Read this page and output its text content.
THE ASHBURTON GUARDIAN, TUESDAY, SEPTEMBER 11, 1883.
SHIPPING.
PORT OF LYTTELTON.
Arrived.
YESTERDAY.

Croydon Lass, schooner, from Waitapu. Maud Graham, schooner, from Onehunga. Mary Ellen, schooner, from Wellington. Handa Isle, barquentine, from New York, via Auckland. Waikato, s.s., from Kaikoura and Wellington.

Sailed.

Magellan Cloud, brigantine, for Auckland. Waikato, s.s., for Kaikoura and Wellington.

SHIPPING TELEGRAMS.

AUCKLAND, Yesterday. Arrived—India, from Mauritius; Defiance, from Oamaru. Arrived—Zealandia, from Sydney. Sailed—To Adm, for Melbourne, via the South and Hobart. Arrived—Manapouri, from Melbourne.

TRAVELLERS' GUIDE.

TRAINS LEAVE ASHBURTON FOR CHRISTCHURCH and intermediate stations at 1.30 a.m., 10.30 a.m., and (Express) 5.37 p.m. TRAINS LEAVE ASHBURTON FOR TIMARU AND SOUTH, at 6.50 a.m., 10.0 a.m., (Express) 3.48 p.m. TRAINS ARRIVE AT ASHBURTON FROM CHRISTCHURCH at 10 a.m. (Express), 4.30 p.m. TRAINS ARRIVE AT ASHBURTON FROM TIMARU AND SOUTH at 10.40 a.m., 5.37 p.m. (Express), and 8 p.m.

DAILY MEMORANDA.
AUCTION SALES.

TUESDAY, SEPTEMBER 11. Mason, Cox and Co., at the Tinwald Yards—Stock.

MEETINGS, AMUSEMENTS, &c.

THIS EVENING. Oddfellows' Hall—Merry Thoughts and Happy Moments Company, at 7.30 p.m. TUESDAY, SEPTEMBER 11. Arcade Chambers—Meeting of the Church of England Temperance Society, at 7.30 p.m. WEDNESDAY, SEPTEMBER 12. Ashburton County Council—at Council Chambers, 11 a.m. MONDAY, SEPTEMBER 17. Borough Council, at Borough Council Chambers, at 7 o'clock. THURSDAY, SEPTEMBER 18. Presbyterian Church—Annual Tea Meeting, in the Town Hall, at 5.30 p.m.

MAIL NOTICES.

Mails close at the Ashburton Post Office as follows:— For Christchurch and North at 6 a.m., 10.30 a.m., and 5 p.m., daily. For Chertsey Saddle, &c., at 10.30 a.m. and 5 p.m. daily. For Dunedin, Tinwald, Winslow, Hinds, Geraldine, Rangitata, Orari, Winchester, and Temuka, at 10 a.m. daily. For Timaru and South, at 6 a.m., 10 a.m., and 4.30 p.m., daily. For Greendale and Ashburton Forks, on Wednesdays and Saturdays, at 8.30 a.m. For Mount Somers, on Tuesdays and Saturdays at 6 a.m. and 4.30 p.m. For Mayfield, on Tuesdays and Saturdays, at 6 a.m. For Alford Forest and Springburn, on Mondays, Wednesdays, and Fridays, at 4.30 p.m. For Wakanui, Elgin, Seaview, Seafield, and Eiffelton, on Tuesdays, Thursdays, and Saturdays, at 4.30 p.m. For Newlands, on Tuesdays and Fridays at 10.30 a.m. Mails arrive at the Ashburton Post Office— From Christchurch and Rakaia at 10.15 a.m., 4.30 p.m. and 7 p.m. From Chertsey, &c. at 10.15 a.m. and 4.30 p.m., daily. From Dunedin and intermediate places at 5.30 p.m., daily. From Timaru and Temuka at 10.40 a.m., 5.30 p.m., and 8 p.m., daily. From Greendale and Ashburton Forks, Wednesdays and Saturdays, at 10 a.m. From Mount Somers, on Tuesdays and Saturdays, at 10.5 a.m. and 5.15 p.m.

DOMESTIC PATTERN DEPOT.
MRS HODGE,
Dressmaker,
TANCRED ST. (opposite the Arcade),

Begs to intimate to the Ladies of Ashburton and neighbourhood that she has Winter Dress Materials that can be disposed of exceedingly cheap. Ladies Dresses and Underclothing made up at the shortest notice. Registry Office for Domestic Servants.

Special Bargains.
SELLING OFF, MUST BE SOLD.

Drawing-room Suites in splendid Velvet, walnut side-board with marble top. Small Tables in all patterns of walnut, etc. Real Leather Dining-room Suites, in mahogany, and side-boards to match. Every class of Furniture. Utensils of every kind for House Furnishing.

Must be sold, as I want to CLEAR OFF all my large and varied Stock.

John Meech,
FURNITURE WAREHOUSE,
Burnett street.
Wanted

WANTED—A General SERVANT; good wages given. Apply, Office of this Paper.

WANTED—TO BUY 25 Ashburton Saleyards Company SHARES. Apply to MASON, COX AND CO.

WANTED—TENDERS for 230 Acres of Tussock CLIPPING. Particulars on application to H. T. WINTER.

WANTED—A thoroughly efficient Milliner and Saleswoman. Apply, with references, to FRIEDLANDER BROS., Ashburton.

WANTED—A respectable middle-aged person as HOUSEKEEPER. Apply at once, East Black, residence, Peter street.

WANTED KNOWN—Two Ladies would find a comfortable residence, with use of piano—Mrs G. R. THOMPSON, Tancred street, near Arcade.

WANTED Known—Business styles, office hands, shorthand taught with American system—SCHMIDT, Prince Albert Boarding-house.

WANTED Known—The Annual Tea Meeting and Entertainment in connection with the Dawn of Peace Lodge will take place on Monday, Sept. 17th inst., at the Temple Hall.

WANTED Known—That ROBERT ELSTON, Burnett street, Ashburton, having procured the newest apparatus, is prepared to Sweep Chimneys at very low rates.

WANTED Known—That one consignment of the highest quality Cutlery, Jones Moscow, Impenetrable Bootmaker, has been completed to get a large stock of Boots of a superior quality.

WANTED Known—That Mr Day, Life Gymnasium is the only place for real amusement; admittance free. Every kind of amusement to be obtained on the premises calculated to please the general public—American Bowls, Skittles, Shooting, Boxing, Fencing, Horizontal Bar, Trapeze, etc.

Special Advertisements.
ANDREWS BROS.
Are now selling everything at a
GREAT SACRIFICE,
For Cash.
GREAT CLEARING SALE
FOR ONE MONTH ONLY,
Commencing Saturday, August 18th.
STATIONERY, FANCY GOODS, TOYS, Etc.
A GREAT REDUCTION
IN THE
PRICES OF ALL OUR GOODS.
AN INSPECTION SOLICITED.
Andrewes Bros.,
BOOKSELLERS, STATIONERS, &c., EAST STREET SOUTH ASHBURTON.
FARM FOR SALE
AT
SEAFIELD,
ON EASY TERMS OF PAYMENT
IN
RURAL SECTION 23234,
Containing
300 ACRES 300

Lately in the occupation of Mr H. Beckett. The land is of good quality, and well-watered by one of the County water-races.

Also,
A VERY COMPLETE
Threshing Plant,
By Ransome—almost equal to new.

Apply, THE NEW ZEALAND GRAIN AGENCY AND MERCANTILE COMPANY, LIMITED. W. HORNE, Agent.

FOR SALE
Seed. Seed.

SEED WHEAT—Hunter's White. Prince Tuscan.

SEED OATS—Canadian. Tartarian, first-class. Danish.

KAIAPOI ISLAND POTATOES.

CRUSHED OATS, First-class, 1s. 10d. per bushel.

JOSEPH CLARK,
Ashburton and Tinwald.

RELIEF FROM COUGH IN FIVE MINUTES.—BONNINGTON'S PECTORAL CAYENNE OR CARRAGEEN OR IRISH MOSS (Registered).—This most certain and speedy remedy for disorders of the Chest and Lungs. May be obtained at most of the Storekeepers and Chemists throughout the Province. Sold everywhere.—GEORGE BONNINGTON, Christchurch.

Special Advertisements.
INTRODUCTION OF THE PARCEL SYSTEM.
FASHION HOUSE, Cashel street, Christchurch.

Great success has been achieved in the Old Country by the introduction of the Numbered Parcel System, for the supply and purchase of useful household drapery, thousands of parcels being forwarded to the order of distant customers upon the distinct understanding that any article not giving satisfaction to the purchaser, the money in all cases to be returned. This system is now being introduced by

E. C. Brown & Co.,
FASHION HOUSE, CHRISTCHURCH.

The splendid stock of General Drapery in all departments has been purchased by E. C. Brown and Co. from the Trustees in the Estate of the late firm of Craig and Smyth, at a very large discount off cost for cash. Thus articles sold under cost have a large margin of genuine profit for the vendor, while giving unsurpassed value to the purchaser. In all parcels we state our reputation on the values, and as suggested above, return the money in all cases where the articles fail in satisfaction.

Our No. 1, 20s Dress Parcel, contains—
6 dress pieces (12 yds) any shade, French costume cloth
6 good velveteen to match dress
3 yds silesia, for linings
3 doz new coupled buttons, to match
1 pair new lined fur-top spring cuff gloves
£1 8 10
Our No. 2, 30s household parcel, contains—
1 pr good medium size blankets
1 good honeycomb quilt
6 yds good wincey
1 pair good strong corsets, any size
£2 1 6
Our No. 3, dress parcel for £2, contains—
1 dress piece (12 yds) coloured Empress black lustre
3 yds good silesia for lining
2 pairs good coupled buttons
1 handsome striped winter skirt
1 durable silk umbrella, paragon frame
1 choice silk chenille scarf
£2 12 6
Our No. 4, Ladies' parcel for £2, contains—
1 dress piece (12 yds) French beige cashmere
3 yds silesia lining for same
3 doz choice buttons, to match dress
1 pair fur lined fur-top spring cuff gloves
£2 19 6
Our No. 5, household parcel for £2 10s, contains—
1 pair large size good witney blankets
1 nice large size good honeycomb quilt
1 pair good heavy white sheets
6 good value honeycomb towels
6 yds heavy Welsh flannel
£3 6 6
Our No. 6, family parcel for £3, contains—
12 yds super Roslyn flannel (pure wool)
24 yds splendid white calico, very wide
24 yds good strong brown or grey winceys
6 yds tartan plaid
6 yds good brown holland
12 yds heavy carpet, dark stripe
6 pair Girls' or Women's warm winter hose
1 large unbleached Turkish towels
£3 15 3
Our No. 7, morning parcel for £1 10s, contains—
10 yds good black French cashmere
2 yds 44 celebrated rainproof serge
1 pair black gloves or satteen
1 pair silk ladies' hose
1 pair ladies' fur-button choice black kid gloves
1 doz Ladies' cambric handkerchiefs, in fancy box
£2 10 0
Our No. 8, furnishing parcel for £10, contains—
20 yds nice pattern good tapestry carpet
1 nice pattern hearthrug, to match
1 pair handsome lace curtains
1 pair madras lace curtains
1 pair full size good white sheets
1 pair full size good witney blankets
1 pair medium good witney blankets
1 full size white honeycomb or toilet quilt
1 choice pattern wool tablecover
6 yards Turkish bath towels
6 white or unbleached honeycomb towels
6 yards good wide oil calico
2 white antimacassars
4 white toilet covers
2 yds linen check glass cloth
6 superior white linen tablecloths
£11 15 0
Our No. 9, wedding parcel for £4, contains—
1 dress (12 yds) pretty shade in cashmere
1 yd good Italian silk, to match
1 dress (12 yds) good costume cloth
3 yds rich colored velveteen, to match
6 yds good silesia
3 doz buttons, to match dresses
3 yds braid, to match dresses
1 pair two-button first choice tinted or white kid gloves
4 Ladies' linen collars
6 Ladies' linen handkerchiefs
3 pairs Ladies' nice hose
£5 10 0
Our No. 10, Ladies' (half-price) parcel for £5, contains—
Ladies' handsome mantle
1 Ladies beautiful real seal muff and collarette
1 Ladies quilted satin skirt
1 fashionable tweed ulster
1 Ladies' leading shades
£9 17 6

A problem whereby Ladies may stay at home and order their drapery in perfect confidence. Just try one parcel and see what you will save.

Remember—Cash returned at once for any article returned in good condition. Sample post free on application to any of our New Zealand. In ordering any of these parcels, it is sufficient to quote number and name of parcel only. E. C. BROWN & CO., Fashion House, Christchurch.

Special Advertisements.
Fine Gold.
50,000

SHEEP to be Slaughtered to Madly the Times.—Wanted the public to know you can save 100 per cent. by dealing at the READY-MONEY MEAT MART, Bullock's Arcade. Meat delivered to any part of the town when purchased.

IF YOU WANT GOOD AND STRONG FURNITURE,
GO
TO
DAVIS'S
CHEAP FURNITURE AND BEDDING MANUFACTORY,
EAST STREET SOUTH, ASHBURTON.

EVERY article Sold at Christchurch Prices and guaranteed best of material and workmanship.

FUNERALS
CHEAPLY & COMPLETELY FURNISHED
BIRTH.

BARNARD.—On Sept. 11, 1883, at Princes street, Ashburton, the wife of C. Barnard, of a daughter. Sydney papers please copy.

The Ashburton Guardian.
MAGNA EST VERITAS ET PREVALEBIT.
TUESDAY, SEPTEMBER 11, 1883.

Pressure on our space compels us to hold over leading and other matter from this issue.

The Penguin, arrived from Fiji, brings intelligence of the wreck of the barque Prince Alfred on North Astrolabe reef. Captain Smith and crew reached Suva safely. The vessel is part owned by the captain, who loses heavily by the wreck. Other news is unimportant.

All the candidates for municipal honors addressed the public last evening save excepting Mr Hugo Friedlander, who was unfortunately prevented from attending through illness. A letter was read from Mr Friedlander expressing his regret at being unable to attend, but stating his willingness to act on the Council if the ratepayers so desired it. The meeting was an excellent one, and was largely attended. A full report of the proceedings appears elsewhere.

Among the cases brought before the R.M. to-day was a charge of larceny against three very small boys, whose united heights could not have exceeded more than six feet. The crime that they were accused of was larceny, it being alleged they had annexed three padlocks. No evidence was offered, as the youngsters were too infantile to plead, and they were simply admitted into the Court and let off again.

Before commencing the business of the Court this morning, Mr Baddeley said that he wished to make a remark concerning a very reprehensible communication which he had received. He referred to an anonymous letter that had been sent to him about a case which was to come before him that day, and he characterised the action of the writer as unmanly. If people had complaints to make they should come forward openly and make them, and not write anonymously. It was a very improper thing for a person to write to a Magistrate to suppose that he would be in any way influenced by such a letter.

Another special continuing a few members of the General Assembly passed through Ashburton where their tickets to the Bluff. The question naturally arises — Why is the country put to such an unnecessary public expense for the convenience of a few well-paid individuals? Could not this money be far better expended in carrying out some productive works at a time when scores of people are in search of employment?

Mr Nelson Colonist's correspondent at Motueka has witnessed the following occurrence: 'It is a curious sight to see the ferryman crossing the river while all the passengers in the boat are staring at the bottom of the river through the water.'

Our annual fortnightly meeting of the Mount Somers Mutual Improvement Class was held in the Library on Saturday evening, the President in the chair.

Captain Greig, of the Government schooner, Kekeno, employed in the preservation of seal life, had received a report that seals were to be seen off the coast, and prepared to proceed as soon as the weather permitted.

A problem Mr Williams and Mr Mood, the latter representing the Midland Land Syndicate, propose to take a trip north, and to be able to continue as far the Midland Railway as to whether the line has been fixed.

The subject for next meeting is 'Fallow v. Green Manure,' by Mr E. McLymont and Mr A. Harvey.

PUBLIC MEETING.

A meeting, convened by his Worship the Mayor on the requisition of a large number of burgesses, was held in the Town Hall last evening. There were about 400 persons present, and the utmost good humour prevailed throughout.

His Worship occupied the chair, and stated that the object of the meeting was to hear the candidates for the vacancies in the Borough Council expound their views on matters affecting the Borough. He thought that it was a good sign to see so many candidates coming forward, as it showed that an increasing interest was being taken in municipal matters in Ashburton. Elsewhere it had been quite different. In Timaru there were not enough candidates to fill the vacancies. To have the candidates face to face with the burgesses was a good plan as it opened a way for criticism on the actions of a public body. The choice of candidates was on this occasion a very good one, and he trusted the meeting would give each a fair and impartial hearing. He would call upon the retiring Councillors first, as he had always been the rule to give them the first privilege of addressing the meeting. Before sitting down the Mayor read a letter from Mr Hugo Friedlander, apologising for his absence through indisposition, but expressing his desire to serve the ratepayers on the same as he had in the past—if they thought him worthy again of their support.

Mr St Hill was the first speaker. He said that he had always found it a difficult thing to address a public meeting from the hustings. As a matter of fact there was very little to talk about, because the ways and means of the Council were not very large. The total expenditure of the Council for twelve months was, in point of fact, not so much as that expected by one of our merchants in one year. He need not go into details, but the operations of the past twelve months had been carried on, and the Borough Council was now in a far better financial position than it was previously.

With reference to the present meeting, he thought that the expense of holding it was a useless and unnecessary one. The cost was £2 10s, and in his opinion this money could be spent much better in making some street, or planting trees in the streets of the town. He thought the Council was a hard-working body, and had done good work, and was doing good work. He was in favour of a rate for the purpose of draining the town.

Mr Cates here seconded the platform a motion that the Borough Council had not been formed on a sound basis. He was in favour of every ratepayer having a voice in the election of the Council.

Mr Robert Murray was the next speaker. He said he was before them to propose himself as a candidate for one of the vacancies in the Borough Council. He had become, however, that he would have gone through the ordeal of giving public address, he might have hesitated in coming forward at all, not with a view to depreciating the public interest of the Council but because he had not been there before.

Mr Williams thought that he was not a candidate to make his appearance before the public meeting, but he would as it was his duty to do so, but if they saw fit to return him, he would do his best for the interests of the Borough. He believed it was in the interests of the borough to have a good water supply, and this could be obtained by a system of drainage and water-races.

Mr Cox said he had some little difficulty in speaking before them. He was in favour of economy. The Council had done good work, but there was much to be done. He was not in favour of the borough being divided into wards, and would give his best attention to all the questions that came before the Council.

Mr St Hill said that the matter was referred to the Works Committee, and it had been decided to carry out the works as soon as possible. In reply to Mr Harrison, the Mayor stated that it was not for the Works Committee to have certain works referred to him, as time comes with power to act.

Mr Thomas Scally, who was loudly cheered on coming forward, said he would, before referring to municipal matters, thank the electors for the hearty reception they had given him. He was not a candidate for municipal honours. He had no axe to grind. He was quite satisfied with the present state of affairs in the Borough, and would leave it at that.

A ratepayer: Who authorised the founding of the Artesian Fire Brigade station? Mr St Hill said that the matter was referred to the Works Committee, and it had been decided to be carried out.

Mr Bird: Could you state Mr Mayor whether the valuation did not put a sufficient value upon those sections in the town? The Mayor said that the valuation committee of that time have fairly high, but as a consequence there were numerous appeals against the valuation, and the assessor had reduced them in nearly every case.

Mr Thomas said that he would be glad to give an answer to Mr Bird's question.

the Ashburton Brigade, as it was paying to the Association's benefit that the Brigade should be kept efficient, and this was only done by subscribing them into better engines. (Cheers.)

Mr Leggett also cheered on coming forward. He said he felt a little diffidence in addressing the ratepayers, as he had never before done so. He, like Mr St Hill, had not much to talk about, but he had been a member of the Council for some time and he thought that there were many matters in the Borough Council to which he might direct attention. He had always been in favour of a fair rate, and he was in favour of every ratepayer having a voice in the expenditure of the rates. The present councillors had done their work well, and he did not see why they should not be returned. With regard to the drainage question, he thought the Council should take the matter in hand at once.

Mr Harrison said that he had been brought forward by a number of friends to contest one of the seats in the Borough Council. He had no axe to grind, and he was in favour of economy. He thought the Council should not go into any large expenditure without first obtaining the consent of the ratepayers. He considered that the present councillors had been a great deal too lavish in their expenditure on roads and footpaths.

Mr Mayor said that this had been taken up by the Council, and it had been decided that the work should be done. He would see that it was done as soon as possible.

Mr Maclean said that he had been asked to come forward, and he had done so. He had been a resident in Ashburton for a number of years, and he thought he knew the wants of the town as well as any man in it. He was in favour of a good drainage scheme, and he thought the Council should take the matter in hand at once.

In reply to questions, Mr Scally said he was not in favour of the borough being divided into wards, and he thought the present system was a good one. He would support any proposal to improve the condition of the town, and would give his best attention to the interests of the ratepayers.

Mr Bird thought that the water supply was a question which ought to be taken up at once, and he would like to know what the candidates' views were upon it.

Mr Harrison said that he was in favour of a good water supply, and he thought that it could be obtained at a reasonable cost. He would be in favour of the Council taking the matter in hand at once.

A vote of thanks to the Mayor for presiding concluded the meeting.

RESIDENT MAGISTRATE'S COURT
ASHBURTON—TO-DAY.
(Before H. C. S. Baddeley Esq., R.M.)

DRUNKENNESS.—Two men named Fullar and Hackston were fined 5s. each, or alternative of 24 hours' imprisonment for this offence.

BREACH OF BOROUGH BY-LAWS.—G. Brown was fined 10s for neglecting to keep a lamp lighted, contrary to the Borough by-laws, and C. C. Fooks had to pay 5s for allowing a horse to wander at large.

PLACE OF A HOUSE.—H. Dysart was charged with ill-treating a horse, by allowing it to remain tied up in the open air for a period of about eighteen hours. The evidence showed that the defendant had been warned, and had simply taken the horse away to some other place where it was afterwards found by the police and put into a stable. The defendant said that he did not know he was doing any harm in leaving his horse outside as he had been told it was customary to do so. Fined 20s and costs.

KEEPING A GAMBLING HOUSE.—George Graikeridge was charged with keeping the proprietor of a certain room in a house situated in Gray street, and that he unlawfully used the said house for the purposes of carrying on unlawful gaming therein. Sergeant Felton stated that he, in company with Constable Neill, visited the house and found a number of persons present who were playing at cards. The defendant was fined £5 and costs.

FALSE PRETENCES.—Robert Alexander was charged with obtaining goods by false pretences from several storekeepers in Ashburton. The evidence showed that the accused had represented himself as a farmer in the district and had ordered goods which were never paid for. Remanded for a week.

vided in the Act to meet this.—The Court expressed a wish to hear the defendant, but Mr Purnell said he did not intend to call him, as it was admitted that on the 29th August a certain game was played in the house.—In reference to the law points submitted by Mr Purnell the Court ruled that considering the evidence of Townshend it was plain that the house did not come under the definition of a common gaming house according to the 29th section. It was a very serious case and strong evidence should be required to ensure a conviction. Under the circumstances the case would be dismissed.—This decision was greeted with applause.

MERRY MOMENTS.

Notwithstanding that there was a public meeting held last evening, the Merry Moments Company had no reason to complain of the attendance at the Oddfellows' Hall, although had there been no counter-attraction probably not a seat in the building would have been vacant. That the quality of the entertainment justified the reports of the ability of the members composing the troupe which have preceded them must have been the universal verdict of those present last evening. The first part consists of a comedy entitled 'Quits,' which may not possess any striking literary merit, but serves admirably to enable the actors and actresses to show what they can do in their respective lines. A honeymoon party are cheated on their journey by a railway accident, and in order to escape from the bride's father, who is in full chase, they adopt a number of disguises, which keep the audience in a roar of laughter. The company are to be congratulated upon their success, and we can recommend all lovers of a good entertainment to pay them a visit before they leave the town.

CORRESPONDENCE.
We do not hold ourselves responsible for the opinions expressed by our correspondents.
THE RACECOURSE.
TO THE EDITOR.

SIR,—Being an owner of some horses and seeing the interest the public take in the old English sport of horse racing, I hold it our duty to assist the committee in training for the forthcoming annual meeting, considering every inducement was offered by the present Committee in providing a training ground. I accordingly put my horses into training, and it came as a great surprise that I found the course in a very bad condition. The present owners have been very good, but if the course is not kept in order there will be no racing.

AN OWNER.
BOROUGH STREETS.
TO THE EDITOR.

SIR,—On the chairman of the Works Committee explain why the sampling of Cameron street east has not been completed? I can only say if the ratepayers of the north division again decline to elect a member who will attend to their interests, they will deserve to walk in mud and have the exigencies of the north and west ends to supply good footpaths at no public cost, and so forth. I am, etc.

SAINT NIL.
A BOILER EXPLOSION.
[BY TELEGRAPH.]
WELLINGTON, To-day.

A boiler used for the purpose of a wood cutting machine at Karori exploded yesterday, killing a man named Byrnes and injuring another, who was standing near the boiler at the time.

::::

# What you should do:
Say the number of lines in the records above that include the string "cashmere", and no more.

# Exercise result:
3